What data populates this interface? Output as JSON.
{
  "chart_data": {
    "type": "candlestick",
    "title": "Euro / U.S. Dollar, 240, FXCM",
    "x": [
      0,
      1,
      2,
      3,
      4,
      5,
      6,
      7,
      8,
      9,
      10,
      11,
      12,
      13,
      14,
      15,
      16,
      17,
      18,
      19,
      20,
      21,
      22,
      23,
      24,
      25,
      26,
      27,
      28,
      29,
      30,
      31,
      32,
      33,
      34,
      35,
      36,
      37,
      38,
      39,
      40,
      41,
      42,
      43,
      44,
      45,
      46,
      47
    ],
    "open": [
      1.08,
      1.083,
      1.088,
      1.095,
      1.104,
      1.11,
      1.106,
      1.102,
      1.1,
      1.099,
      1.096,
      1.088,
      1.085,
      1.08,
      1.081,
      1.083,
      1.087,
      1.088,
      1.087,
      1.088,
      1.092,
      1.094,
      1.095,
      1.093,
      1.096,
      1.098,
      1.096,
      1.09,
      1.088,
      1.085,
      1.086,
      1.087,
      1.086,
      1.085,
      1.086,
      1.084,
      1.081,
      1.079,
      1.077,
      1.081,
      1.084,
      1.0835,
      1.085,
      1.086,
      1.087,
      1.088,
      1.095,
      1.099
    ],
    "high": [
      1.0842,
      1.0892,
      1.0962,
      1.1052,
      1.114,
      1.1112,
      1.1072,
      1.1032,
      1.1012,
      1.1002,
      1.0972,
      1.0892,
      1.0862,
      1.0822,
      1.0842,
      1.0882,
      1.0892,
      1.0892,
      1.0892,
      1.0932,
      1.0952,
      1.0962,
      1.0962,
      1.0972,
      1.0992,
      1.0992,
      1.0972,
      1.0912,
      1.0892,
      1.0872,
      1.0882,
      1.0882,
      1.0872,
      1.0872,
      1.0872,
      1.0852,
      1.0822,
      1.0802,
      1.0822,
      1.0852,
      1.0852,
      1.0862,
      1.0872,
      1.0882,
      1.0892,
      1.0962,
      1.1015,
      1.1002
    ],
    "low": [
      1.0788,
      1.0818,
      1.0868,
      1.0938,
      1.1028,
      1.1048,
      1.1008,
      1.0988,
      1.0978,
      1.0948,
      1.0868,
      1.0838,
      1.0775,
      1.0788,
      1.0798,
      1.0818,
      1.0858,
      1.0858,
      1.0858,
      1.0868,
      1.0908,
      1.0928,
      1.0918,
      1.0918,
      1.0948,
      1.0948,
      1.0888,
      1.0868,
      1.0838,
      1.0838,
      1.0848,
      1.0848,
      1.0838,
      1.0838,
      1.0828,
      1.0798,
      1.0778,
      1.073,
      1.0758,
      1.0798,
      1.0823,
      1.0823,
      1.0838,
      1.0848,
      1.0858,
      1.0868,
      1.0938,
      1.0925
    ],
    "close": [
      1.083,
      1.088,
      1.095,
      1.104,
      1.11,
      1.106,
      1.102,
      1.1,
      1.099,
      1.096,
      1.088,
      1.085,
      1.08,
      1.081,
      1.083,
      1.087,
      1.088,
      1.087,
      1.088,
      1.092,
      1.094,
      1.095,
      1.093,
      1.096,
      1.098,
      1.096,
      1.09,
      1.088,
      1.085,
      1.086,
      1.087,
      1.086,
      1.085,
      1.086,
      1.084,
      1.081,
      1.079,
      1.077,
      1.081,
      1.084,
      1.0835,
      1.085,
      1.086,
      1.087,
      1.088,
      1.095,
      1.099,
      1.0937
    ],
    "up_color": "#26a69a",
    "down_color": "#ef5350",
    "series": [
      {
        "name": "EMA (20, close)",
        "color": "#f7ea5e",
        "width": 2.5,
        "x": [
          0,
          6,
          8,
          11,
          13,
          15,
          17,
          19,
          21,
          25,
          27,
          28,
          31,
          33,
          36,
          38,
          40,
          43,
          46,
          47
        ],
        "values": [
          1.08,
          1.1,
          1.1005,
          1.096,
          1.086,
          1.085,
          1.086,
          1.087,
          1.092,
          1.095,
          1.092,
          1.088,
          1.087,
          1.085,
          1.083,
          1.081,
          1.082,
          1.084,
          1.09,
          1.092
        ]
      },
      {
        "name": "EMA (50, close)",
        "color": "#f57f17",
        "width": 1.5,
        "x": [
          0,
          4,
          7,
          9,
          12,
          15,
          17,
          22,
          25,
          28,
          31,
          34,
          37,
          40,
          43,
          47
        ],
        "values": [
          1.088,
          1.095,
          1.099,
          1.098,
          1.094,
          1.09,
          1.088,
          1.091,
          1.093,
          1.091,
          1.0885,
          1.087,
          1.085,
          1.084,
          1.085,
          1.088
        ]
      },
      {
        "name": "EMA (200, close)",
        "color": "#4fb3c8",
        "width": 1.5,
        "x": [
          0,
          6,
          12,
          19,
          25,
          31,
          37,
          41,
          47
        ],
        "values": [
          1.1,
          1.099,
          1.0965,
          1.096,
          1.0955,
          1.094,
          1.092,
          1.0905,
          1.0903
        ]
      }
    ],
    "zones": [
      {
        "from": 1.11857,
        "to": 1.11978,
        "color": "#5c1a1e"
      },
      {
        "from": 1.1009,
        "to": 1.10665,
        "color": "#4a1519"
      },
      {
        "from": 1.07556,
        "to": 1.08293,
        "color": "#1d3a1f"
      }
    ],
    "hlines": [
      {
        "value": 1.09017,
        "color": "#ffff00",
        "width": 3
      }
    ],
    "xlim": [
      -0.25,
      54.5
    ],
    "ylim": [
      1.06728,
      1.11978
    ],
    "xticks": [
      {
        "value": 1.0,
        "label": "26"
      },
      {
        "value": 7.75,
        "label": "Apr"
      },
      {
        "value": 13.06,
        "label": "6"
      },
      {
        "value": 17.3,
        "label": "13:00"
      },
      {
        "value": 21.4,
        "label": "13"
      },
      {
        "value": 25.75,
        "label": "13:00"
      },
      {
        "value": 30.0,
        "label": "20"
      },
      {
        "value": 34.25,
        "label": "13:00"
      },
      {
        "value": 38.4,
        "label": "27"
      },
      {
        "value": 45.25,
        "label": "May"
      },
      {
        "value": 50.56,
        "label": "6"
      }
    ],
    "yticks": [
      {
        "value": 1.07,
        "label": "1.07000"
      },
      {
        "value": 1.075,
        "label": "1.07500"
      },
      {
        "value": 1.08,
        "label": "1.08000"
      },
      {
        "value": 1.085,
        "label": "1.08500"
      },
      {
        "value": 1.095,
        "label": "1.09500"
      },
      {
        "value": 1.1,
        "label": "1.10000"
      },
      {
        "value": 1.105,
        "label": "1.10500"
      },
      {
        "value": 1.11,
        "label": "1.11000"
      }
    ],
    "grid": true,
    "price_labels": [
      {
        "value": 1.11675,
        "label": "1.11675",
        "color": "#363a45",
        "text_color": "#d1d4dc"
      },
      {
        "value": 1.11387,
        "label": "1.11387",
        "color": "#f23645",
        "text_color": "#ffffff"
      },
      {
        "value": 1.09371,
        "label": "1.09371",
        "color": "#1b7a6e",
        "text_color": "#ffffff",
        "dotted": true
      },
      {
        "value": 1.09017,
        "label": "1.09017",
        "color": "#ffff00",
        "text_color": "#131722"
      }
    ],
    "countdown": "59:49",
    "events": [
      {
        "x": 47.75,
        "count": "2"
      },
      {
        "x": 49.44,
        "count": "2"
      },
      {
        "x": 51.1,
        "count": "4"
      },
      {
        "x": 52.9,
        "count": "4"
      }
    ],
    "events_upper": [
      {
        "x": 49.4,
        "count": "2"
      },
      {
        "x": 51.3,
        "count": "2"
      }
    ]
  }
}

════════════════════

**What the exercise asks:**
Look over the listing above. Pick out and copy every line that includes "name".

**Written response:**
        "name": "EMA (20, close)",
        "name": "EMA (50, close)",
        "name": "EMA (200, close)",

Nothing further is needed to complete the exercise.